PROBLEM DETAILS: Write the data below out exactly as it stands. Do not include the pictures.

EXERCISE DATA:
****************

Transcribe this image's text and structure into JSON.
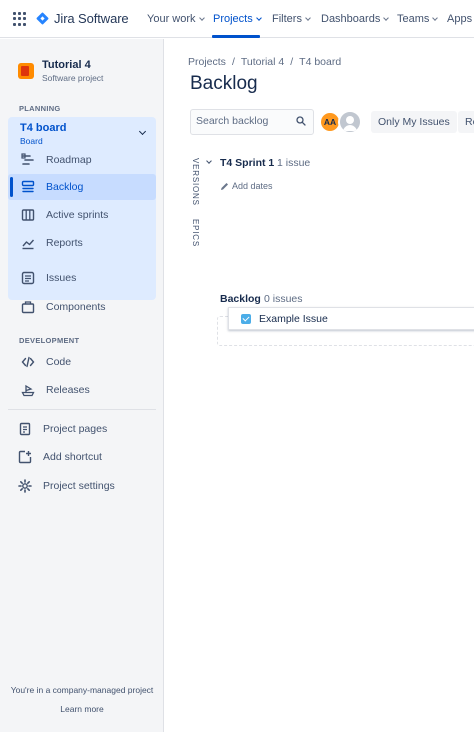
{
  "topnav": {
    "app_name": "Jira Software",
    "items": [
      {
        "label": "Your work",
        "active": false
      },
      {
        "label": "Projects",
        "active": true
      },
      {
        "label": "Filters",
        "active": false
      },
      {
        "label": "Dashboards",
        "active": false
      },
      {
        "label": "Teams",
        "active": false
      },
      {
        "label": "Apps",
        "active": false
      }
    ]
  },
  "sidebar": {
    "project": {
      "name": "Tutorial 4",
      "type": "Software project"
    },
    "planning_label": "PLANNING",
    "board": {
      "title": "T4 board",
      "subtitle": "Board"
    },
    "planning_items": [
      {
        "label": "Roadmap",
        "icon": "roadmap-icon"
      },
      {
        "label": "Backlog",
        "icon": "backlog-icon",
        "selected": true
      },
      {
        "label": "Active sprints",
        "icon": "active-sprints-icon"
      },
      {
        "label": "Reports",
        "icon": "reports-icon"
      }
    ],
    "other_items": [
      {
        "label": "Issues",
        "icon": "issues-icon"
      },
      {
        "label": "Components",
        "icon": "components-icon"
      }
    ],
    "development_label": "DEVELOPMENT",
    "development_items": [
      {
        "label": "Code",
        "icon": "code-icon"
      },
      {
        "label": "Releases",
        "icon": "releases-icon"
      }
    ],
    "bottom_items": [
      {
        "label": "Project pages",
        "icon": "pages-icon"
      },
      {
        "label": "Add shortcut",
        "icon": "add-shortcut-icon"
      },
      {
        "label": "Project settings",
        "icon": "settings-icon"
      }
    ],
    "footer_text": "You're in a company-managed project",
    "learn_more": "Learn more"
  },
  "main": {
    "breadcrumb": [
      "Projects",
      "Tutorial 4",
      "T4 board"
    ],
    "title": "Backlog",
    "search_placeholder": "Search backlog",
    "avatar_initials": "AA",
    "only_my_issues": "Only My Issues",
    "recently_updated": "Re",
    "versions_label": "VERSIONS",
    "epics_label": "EPICS",
    "sprint": {
      "name": "T4 Sprint 1",
      "count": "1 issue",
      "add_dates": "Add dates"
    },
    "backlog": {
      "name": "Backlog",
      "count": "0 issues"
    },
    "issues": [
      {
        "summary": "Example Issue",
        "type": "task",
        "color": "#4bade8"
      }
    ]
  },
  "colors": {
    "accent": "#0052cc",
    "selected_bg": "#deebff",
    "avatar_orange": "#ff991f"
  }
}
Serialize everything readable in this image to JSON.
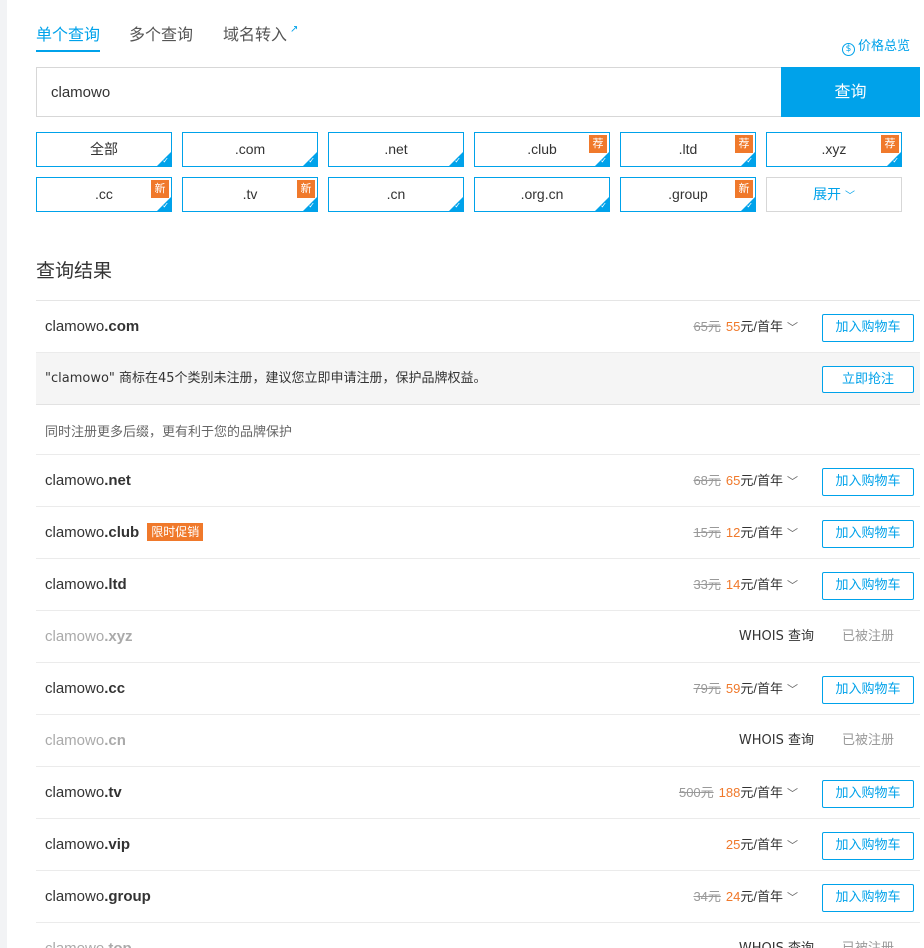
{
  "tabs": {
    "single": "单个查询",
    "multi": "多个查询",
    "transfer": "域名转入",
    "transfer_icon": "external-link-icon"
  },
  "overview": {
    "label": "价格总览",
    "icon": "coin-icon"
  },
  "search": {
    "value": "clamowo",
    "button": "查询"
  },
  "chips": [
    {
      "label": "全部",
      "tag": ""
    },
    {
      "label": ".com",
      "tag": ""
    },
    {
      "label": ".net",
      "tag": ""
    },
    {
      "label": ".club",
      "tag": "荐"
    },
    {
      "label": ".ltd",
      "tag": "荐"
    },
    {
      "label": ".xyz",
      "tag": "荐"
    },
    {
      "label": ".cc",
      "tag": "新"
    },
    {
      "label": ".tv",
      "tag": "新"
    },
    {
      "label": ".cn",
      "tag": ""
    },
    {
      "label": ".org.cn",
      "tag": ""
    },
    {
      "label": ".group",
      "tag": "新"
    }
  ],
  "expand": {
    "label": "展开",
    "caret": "﹀"
  },
  "results_title": "查询结果",
  "colors": {
    "accent": "#00a2ea",
    "promo": "#f0792b"
  },
  "first": {
    "name": "clamowo",
    "tld": ".com",
    "old": "65元",
    "new": "55",
    "unit": "元/首年",
    "button": "加入购物车"
  },
  "trademark": {
    "text": "\"clamowo\" 商标在45个类别未注册，建议您立即申请注册，保护品牌权益。",
    "button": "立即抢注"
  },
  "hint": "同时注册更多后缀，更有利于您的品牌保护",
  "rows": [
    {
      "name": "clamowo",
      "tld": ".net",
      "promo": "",
      "old": "68元",
      "new": "65",
      "unit": "元/首年",
      "button": "加入购物车"
    },
    {
      "name": "clamowo",
      "tld": ".club",
      "promo": "限时促销",
      "old": "15元",
      "new": "12",
      "unit": "元/首年",
      "button": "加入购物车"
    },
    {
      "name": "clamowo",
      "tld": ".ltd",
      "promo": "",
      "old": "33元",
      "new": "14",
      "unit": "元/首年",
      "button": "加入购物车"
    },
    {
      "name": "clamowo",
      "tld": ".xyz",
      "whois": "WHOIS 查询",
      "status": "已被注册"
    },
    {
      "name": "clamowo",
      "tld": ".cc",
      "promo": "",
      "old": "79元",
      "new": "59",
      "unit": "元/首年",
      "button": "加入购物车"
    },
    {
      "name": "clamowo",
      "tld": ".cn",
      "whois": "WHOIS 查询",
      "status": "已被注册"
    },
    {
      "name": "clamowo",
      "tld": ".tv",
      "promo": "",
      "old": "500元",
      "new": "188",
      "unit": "元/首年",
      "button": "加入购物车"
    },
    {
      "name": "clamowo",
      "tld": ".vip",
      "promo": "",
      "old": "",
      "new": "25",
      "unit": "元/首年",
      "button": "加入购物车"
    },
    {
      "name": "clamowo",
      "tld": ".group",
      "promo": "",
      "old": "34元",
      "new": "24",
      "unit": "元/首年",
      "button": "加入购物车"
    },
    {
      "name": "clamowo",
      "tld": ".top",
      "whois": "WHOIS 查询",
      "status": "已被注册"
    }
  ]
}
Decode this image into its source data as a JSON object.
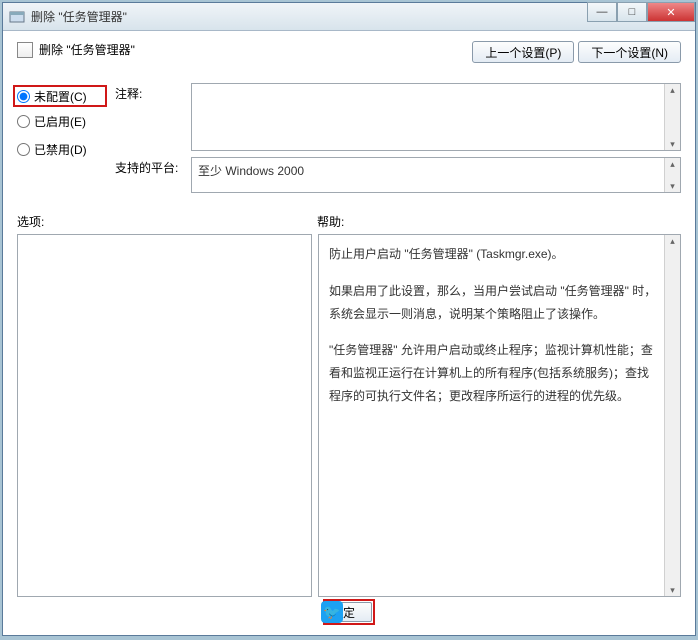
{
  "window": {
    "title": "删除 \"任务管理器\""
  },
  "header": {
    "policy_name": "删除 \"任务管理器\""
  },
  "nav": {
    "prev": "上一个设置(P)",
    "next": "下一个设置(N)"
  },
  "radios": {
    "not_configured": "未配置(C)",
    "enabled": "已启用(E)",
    "disabled": "已禁用(D)"
  },
  "labels": {
    "comment": "注释:",
    "platform": "支持的平台:",
    "options": "选项:",
    "help": "帮助:"
  },
  "values": {
    "comment": "",
    "platform": "至少 Windows 2000"
  },
  "help": {
    "p1": "防止用户启动 \"任务管理器\" (Taskmgr.exe)。",
    "p2": "如果启用了此设置，那么，当用户尝试启动 \"任务管理器\" 时，系统会显示一则消息，说明某个策略阻止了该操作。",
    "p3": "\"任务管理器\" 允许用户启动或终止程序；监视计算机性能；查看和监视正运行在计算机上的所有程序(包括系统服务)；查找程序的可执行文件名；更改程序所运行的进程的优先级。"
  },
  "footer": {
    "ok": "定"
  }
}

****************

SOLUTION:
Transcribe this image's text and structure into JSON.
{
  "topnav": {
    "app_name": "Jira Software",
    "items": [
      {
        "label": "Your work",
        "active": false
      },
      {
        "label": "Projects",
        "active": true
      },
      {
        "label": "Filters",
        "active": false
      },
      {
        "label": "Dashboards",
        "active": false
      },
      {
        "label": "Teams",
        "active": false
      },
      {
        "label": "Apps",
        "active": false
      }
    ]
  },
  "sidebar": {
    "project": {
      "name": "Tutorial 4",
      "type": "Software project"
    },
    "planning_label": "PLANNING",
    "board": {
      "title": "T4 board",
      "subtitle": "Board"
    },
    "planning_items": [
      {
        "label": "Roadmap",
        "icon": "roadmap-icon"
      },
      {
        "label": "Backlog",
        "icon": "backlog-icon",
        "selected": true
      },
      {
        "label": "Active sprints",
        "icon": "active-sprints-icon"
      },
      {
        "label": "Reports",
        "icon": "reports-icon"
      }
    ],
    "other_items": [
      {
        "label": "Issues",
        "icon": "issues-icon"
      },
      {
        "label": "Components",
        "icon": "components-icon"
      }
    ],
    "development_label": "DEVELOPMENT",
    "development_items": [
      {
        "label": "Code",
        "icon": "code-icon"
      },
      {
        "label": "Releases",
        "icon": "releases-icon"
      }
    ],
    "bottom_items": [
      {
        "label": "Project pages",
        "icon": "pages-icon"
      },
      {
        "label": "Add shortcut",
        "icon": "add-shortcut-icon"
      },
      {
        "label": "Project settings",
        "icon": "settings-icon"
      }
    ],
    "footer_text": "You're in a company-managed project",
    "learn_more": "Learn more"
  },
  "main": {
    "breadcrumb": [
      "Projects",
      "Tutorial 4",
      "T4 board"
    ],
    "title": "Backlog",
    "search_placeholder": "Search backlog",
    "avatar_initials": "AA",
    "only_my_issues": "Only My Issues",
    "recently_updated": "Re",
    "versions_label": "VERSIONS",
    "epics_label": "EPICS",
    "sprint": {
      "name": "T4 Sprint 1",
      "count": "1 issue",
      "add_dates": "Add dates"
    },
    "backlog": {
      "name": "Backlog",
      "count": "0 issues"
    },
    "issues": [
      {
        "summary": "Example Issue",
        "type": "task",
        "color": "#4bade8"
      }
    ]
  },
  "colors": {
    "accent": "#0052cc",
    "selected_bg": "#deebff",
    "avatar_orange": "#ff991f"
  }
}
Serialize everything readable in this image to JSON.
{
  "tabs": {
    "single": "单个查询",
    "multi": "多个查询",
    "transfer": "域名转入",
    "transfer_icon": "external-link-icon"
  },
  "overview": {
    "label": "价格总览",
    "icon": "coin-icon"
  },
  "search": {
    "value": "clamowo",
    "button": "查询"
  },
  "chips": [
    {
      "label": "全部",
      "tag": ""
    },
    {
      "label": ".com",
      "tag": ""
    },
    {
      "label": ".net",
      "tag": ""
    },
    {
      "label": ".club",
      "tag": "荐"
    },
    {
      "label": ".ltd",
      "tag": "荐"
    },
    {
      "label": ".xyz",
      "tag": "荐"
    },
    {
      "label": ".cc",
      "tag": "新"
    },
    {
      "label": ".tv",
      "tag": "新"
    },
    {
      "label": ".cn",
      "tag": ""
    },
    {
      "label": ".org.cn",
      "tag": ""
    },
    {
      "label": ".group",
      "tag": "新"
    }
  ],
  "expand": {
    "label": "展开",
    "caret": "﹀"
  },
  "results_title": "查询结果",
  "colors": {
    "accent": "#00a2ea",
    "promo": "#f0792b"
  },
  "first": {
    "name": "clamowo",
    "tld": ".com",
    "old": "65元",
    "new": "55",
    "unit": "元/首年",
    "button": "加入购物车"
  },
  "trademark": {
    "text": "\"clamowo\" 商标在45个类别未注册，建议您立即申请注册，保护品牌权益。",
    "button": "立即抢注"
  },
  "hint": "同时注册更多后缀，更有利于您的品牌保护",
  "rows": [
    {
      "name": "clamowo",
      "tld": ".net",
      "promo": "",
      "old": "68元",
      "new": "65",
      "unit": "元/首年",
      "button": "加入购物车"
    },
    {
      "name": "clamowo",
      "tld": ".club",
      "promo": "限时促销",
      "old": "15元",
      "new": "12",
      "unit": "元/首年",
      "button": "加入购物车"
    },
    {
      "name": "clamowo",
      "tld": ".ltd",
      "promo": "",
      "old": "33元",
      "new": "14",
      "unit": "元/首年",
      "button": "加入购物车"
    },
    {
      "name": "clamowo",
      "tld": ".xyz",
      "whois": "WHOIS 查询",
      "status": "已被注册"
    },
    {
      "name": "clamowo",
      "tld": ".cc",
      "promo": "",
      "old": "79元",
      "new": "59",
      "unit": "元/首年",
      "button": "加入购物车"
    },
    {
      "name": "clamowo",
      "tld": ".cn",
      "whois": "WHOIS 查询",
      "status": "已被注册"
    },
    {
      "name": "clamowo",
      "tld": ".tv",
      "promo": "",
      "old": "500元",
      "new": "188",
      "unit": "元/首年",
      "button": "加入购物车"
    },
    {
      "name": "clamowo",
      "tld": ".vip",
      "promo": "",
      "old": "",
      "new": "25",
      "unit": "元/首年",
      "button": "加入购物车"
    },
    {
      "name": "clamowo",
      "tld": ".group",
      "promo": "",
      "old": "34元",
      "new": "24",
      "unit": "元/首年",
      "button": "加入购物车"
    },
    {
      "name": "clamowo",
      "tld": ".top",
      "whois": "WHOIS 查询",
      "status": "已被注册"
    }
  ]
}
Decode this image into its source data as a JSON object.
{
  "window": {
    "title": "删除 \"任务管理器\""
  },
  "header": {
    "policy_name": "删除 \"任务管理器\""
  },
  "nav": {
    "prev": "上一个设置(P)",
    "next": "下一个设置(N)"
  },
  "radios": {
    "not_configured": "未配置(C)",
    "enabled": "已启用(E)",
    "disabled": "已禁用(D)"
  },
  "labels": {
    "comment": "注释:",
    "platform": "支持的平台:",
    "options": "选项:",
    "help": "帮助:"
  },
  "values": {
    "comment": "",
    "platform": "至少 Windows 2000"
  },
  "help": {
    "p1": "防止用户启动 \"任务管理器\" (Taskmgr.exe)。",
    "p2": "如果启用了此设置，那么，当用户尝试启动 \"任务管理器\" 时，系统会显示一则消息，说明某个策略阻止了该操作。",
    "p3": "\"任务管理器\" 允许用户启动或终止程序；监视计算机性能；查看和监视正运行在计算机上的所有程序(包括系统服务)；查找程序的可执行文件名；更改程序所运行的进程的优先级。"
  },
  "footer": {
    "ok": "定"
  }
}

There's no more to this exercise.